Source data:
►

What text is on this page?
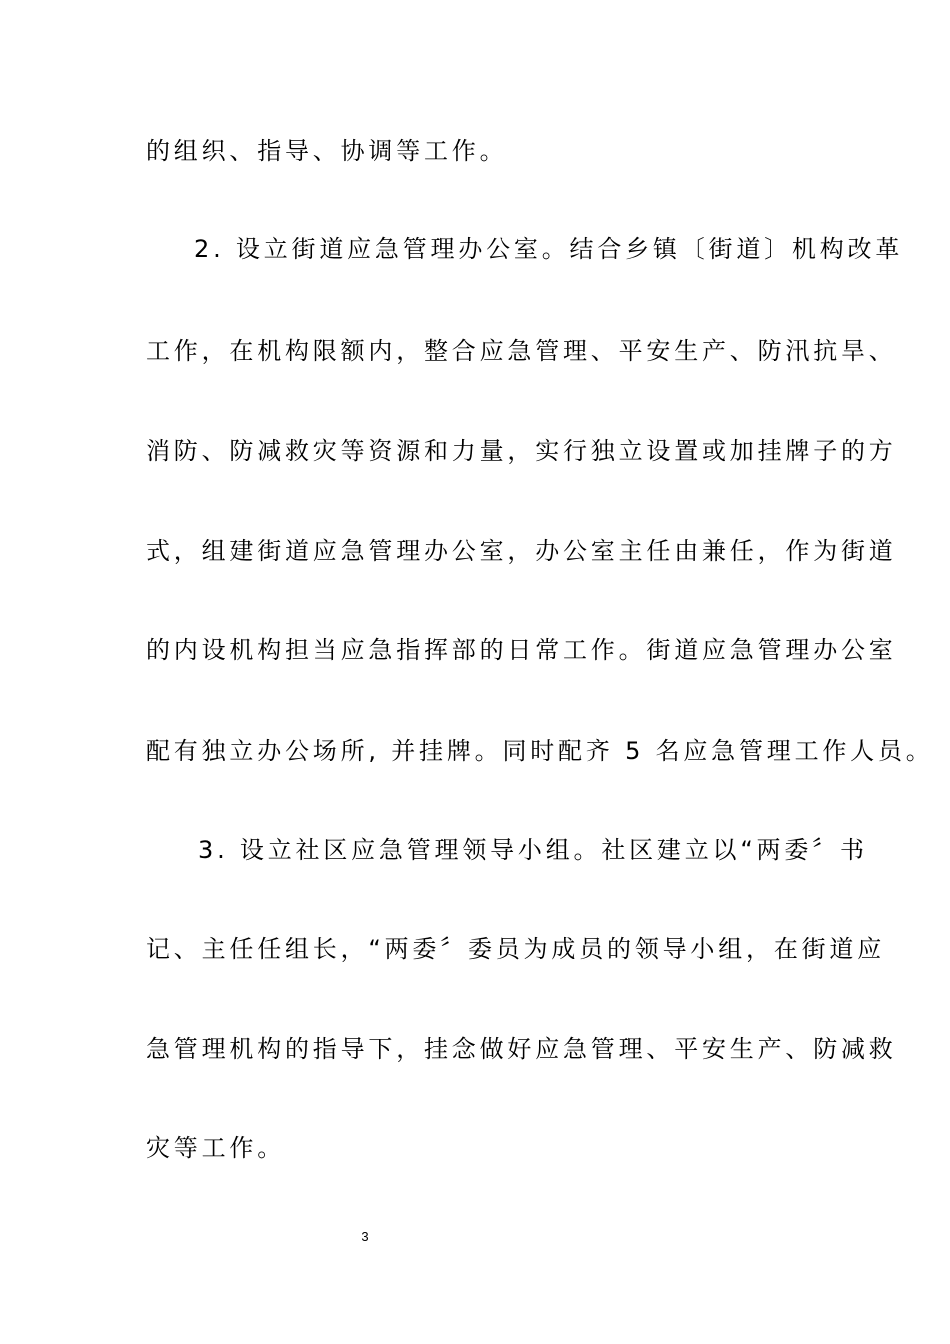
的组织、指导、协调等工作。
2. 设立街道应急管理办公室。结合乡镇〔街道〕机构改革
工作，在机构限额内，整合应急管理、平安生产、防汛抗旱、
消防、防减救灾等资源和力量，实行独立设置或加挂牌子的方
式，组建街道应急管理办公室，办公室主任由兼任，作为街道
的内设机构担当应急指挥部的日常工作。街道应急管理办公室
配有独立办公场所, 并挂牌。同时配齐 5 名应急管理工作人员。
3. 设立社区应急管理领导小组。社区建立以“两委〞书
记、主任任组长，“两委〞委员为成员的领导小组，在街道应
急管理机构的指导下，挂念做好应急管理、平安生产、防减救
灾等工作。
3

◄

TASK INSTRUCTIONS:
Using the entries above, return each line in which the word "平安生产" occurs.

SOLUTION FOR THIS PROBLEM:
工作，在机构限额内，整合应急管理、平安生产、防汛抗旱、
急管理机构的指导下，挂念做好应急管理、平安生产、防减救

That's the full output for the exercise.